Return the entries verbatim and drop every picture.

══════════════════════════════

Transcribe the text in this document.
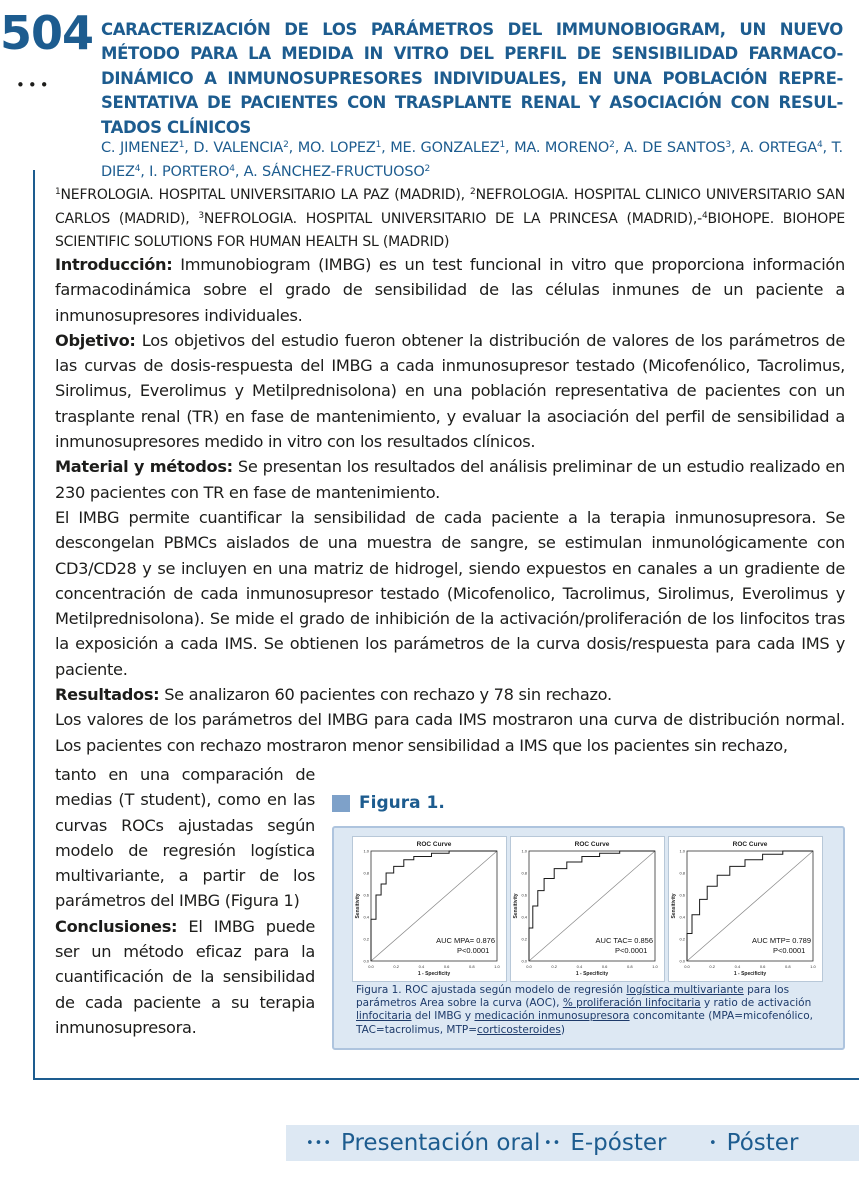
504
•••
CARACTERIZACIÓN DE LOS PARÁMETROS DEL IMMUNOBIOGRAM, UN NUEVO MÉTODO PARA LA MEDIDA IN VITRO DEL PERFIL DE SENSIBILIDAD FARMACO-DINÁMICO A INMUNOSUPRESORES INDIVIDUALES, EN UNA POBLACIÓN REPRE-SENTATIVA DE PACIENTES CON TRASPLANTE RENAL Y ASOCIACIÓN CON RESUL-TADOS CLÍNICOS
C. JIMENEZ$^1$, D. VALENCIA$^2$, MO. LOPEZ$^1$, ME. GONZALEZ$^1$, MA. MORENO$^2$, A. DE SANTOS$^3$, A. ORTEGA$^4$, T. DIEZ$^4$, I. PORTERO$^4$, A. SÁNCHEZ-FRUCTUOSO$^2$
$^1$NEFROLOGIA. HOSPITAL UNIVERSITARIO LA PAZ (MADRID), $^2$NEFROLOGIA. HOSPITAL CLINICO UNIVERSITARIO SAN CARLOS (MADRID), $^3$NEFROLOGIA. HOSPITAL UNIVERSITARIO DE LA PRINCESA (MADRID),-$^4$BIOHOPE. BIOHOPE SCIENTIFIC SOLUTIONS FOR HUMAN HEALTH SL (MADRID)

Introducción: Immunobiogram (IMBG) es un test funcional in vitro que proporciona información farmacodinámica sobre el grado de sensibilidad de las células inmunes de un paciente a inmunosupresores individuales.

Objetivo: Los objetivos del estudio fueron obtener la distribución de valores de los parámetros de las curvas de dosis-respuesta del IMBG a cada inmunosupresor testado (Micofenólico, Tacrolimus, Sirolimus, Everolimus y Metilprednisolona) en una población representativa de pacientes con un trasplante renal (TR) en fase de mantenimiento, y evaluar la asociación del perfil de sensibilidad a inmunosupresores medido in vitro con los resultados clínicos.

Material y métodos: Se presentan los resultados del análisis preliminar de un estudio realizado en 230 pacientes con TR en fase de mantenimiento.

El IMBG permite cuantificar la sensibilidad de cada paciente a la terapia inmunosupresora. Se descongelan PBMCs aislados de una muestra de sangre, se estimulan inmunológicamente con CD3/CD28 y se incluyen en una matriz de hidrogel, siendo expuestos en canales a un gradiente de concentración de cada inmunosupresor testado (Micofenolico, Tacrolimus, Sirolimus, Everolimus y Metilprednisolona). Se mide el grado de inhibición de la activación/proliferación de los linfocitos tras la exposición a cada IMS. Se obtienen los parámetros de la curva dosis/respuesta para cada IMS y paciente.

Resultados: Se analizaron 60 pacientes con rechazo y 78 sin rechazo.

Los valores de los parámetros del IMBG para cada IMS mostraron una curva de distribución normal. Los pacientes con rechazo mostraron menor sensibilidad a IMS que los pacientes sin rechazo,

tanto en una comparación de medias (T student), como en las curvas ROCs ajustadas según modelo de regresión logística multivariante, a partir de los parámetros del IMBG (Figura 1)

Conclusiones: El IMBG puede ser un método eficaz para la cuantificación de la sensibilidad de cada paciente a su terapia inmunosupresora.

Figura 1.
ROC Curve
0.0
0.0
0.2
0.2
0.4
0.4
0.6
0.6
0.8
0.8
1.0
1.0
1 - Specificity
Sensitivity
AUC MPA= 0.876
P<0.0001
ROC Curve
0.0
0.0
0.2
0.2
0.4
0.4
0.6
0.6
0.8
0.8
1.0
1.0
1 - Specificity
Sensitivity
AUC TAC= 0.856
P<0.0001
ROC Curve
0.0
0.0
0.2
0.2
0.4
0.4
0.6
0.6
0.8
0.8
1.0
1.0
1 - Specificity
Sensitivity
AUC MTP= 0.789
P<0.0001
Figura 1. ROC ajustada según modelo de regresión logística multivariante para los parámetros Area sobre la curva (AOC), % proliferación linfocitaria y ratio de activación linfocitaria del IMBG y medicación inmunosupresora concomitante (MPA=micofenólico, TAC=tacrolimus, MTP=corticosteroides)
••• Presentación oral •• E-póster	• Póster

══════════════════════════════

→ **THE SOLUTION**
Transcribe the text in this document.
504
•••
CARACTERIZACIÓN DE LOS PARÁMETROS DEL IMMUNOBIOGRAM, UN NUEVO MÉTODO PARA LA MEDIDA IN VITRO DEL PERFIL DE SENSIBILIDAD FARMACO-DINÁMICO A INMUNOSUPRESORES INDIVIDUALES, EN UNA POBLACIÓN REPRE-SENTATIVA DE PACIENTES CON TRASPLANTE RENAL Y ASOCIACIÓN CON RESUL-TADOS CLÍNICOS
C. JIMENEZ$^1$, D. VALENCIA$^2$, MO. LOPEZ$^1$, ME. GONZALEZ$^1$, MA. MORENO$^2$, A. DE SANTOS$^3$, A. ORTEGA$^4$, T. DIEZ$^4$, I. PORTERO$^4$, A. SÁNCHEZ-FRUCTUOSO$^2$
$^1$NEFROLOGIA. HOSPITAL UNIVERSITARIO LA PAZ (MADRID), $^2$NEFROLOGIA. HOSPITAL CLINICO UNIVERSITARIO SAN CARLOS (MADRID), $^3$NEFROLOGIA. HOSPITAL UNIVERSITARIO DE LA PRINCESA (MADRID),-$^4$BIOHOPE. BIOHOPE SCIENTIFIC SOLUTIONS FOR HUMAN HEALTH SL (MADRID)

Introducción: Immunobiogram (IMBG) es un test funcional in vitro que proporciona información farmacodinámica sobre el grado de sensibilidad de las células inmunes de un paciente a inmunosupresores individuales.

Objetivo: Los objetivos del estudio fueron obtener la distribución de valores de los parámetros de las curvas de dosis-respuesta del IMBG a cada inmunosupresor testado (Micofenólico, Tacrolimus, Sirolimus, Everolimus y Metilprednisolona) en una población representativa de pacientes con un trasplante renal (TR) en fase de mantenimiento, y evaluar la asociación del perfil de sensibilidad a inmunosupresores medido in vitro con los resultados clínicos.

Material y métodos: Se presentan los resultados del análisis preliminar de un estudio realizado en 230 pacientes con TR en fase de mantenimiento.

El IMBG permite cuantificar la sensibilidad de cada paciente a la terapia inmunosupresora. Se descongelan PBMCs aislados de una muestra de sangre, se estimulan inmunológicamente con CD3/CD28 y se incluyen en una matriz de hidrogel, siendo expuestos en canales a un gradiente de concentración de cada inmunosupresor testado (Micofenolico, Tacrolimus, Sirolimus, Everolimus y Metilprednisolona). Se mide el grado de inhibición de la activación/proliferación de los linfocitos tras la exposición a cada IMS. Se obtienen los parámetros de la curva dosis/respuesta para cada IMS y paciente.

Resultados: Se analizaron 60 pacientes con rechazo y 78 sin rechazo.

Los valores de los parámetros del IMBG para cada IMS mostraron una curva de distribución normal. Los pacientes con rechazo mostraron menor sensibilidad a IMS que los pacientes sin rechazo,

tanto en una comparación de medias (T student), como en las curvas ROCs ajustadas según modelo de regresión logística multivariante, a partir de los parámetros del IMBG (Figura 1)

Conclusiones: El IMBG puede ser un método eficaz para la cuantificación de la sensibilidad de cada paciente a su terapia inmunosupresora.

Figura 1.
ROC Curve
0.0
0.0
0.2
0.2
0.4
0.4
0.6
0.6
0.8
0.8
1.0
1.0
1 - Specificity
Sensitivity
AUC MPA= 0.876
P<0.0001
ROC Curve
0.0
0.0
0.2
0.2
0.4
0.4
0.6
0.6
0.8
0.8
1.0
1.0
1 - Specificity
Sensitivity
AUC TAC= 0.856
P<0.0001
ROC Curve
0.0
0.0
0.2
0.2
0.4
0.4
0.6
0.6
0.8
0.8
1.0
1.0
1 - Specificity
Sensitivity
AUC MTP= 0.789
P<0.0001
Figura 1. ROC ajustada según modelo de regresión logística multivariante para los parámetros Area sobre la curva (AOC), % proliferación linfocitaria y ratio de activación linfocitaria del IMBG y medicación inmunosupresora concomitante (MPA=micofenólico, TAC=tacrolimus, MTP=corticosteroides)
••• Presentación oral •• E-póster	• Póster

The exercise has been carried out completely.